Dataset items
'''
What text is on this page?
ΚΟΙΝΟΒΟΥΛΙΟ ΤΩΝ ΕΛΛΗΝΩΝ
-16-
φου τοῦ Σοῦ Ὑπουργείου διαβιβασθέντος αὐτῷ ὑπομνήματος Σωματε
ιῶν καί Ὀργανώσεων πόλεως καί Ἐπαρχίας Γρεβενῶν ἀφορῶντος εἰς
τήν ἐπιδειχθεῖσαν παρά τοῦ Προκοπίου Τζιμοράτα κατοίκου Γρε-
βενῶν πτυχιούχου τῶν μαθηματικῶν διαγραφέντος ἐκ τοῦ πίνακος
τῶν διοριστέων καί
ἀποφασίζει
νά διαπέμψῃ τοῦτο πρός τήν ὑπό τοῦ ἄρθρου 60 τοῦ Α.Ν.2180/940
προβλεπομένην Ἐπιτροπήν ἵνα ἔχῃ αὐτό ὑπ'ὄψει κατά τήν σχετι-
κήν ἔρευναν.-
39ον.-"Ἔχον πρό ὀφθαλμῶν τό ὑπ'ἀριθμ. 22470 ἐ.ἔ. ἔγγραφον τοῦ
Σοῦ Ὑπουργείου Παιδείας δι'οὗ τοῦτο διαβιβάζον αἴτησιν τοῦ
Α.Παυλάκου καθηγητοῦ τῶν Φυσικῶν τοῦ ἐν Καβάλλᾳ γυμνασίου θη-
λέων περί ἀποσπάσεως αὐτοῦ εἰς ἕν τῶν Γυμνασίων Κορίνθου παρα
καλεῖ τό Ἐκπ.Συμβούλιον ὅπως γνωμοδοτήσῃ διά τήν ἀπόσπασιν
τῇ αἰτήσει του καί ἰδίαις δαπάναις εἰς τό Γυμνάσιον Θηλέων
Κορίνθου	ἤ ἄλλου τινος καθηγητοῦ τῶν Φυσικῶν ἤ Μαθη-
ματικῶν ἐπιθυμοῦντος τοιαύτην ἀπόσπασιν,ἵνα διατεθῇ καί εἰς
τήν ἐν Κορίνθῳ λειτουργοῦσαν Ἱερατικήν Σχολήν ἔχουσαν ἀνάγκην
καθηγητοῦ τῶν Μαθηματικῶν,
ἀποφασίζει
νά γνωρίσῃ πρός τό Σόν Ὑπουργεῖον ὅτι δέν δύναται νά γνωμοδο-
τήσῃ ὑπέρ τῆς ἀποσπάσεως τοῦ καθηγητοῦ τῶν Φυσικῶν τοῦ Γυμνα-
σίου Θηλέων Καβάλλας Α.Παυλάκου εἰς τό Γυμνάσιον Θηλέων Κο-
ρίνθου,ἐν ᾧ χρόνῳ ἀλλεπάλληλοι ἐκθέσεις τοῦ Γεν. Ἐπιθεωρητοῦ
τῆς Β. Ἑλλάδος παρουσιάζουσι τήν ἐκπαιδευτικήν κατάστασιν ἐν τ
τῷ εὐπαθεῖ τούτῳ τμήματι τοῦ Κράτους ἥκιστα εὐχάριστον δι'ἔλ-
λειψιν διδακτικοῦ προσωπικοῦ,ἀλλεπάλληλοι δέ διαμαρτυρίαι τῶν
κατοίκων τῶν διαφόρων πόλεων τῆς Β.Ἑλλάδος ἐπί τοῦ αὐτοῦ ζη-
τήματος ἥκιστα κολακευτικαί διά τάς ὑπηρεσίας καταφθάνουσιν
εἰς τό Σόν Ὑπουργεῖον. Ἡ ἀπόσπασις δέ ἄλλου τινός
'''
## Do this
Only lines with the word "ἀπόσπασιν" are wanted, so copy each one from the records.

## Solved problem
καλεῖ τό Ἐκπ.Συμβούλιον ὅπως γνωμοδοτήσῃ διά τήν ἀπόσπασιν
ματικῶν ἐπιθυμοῦντος τοιαύτην ἀπόσπασιν,ἵνα διατεθῇ καί εἰς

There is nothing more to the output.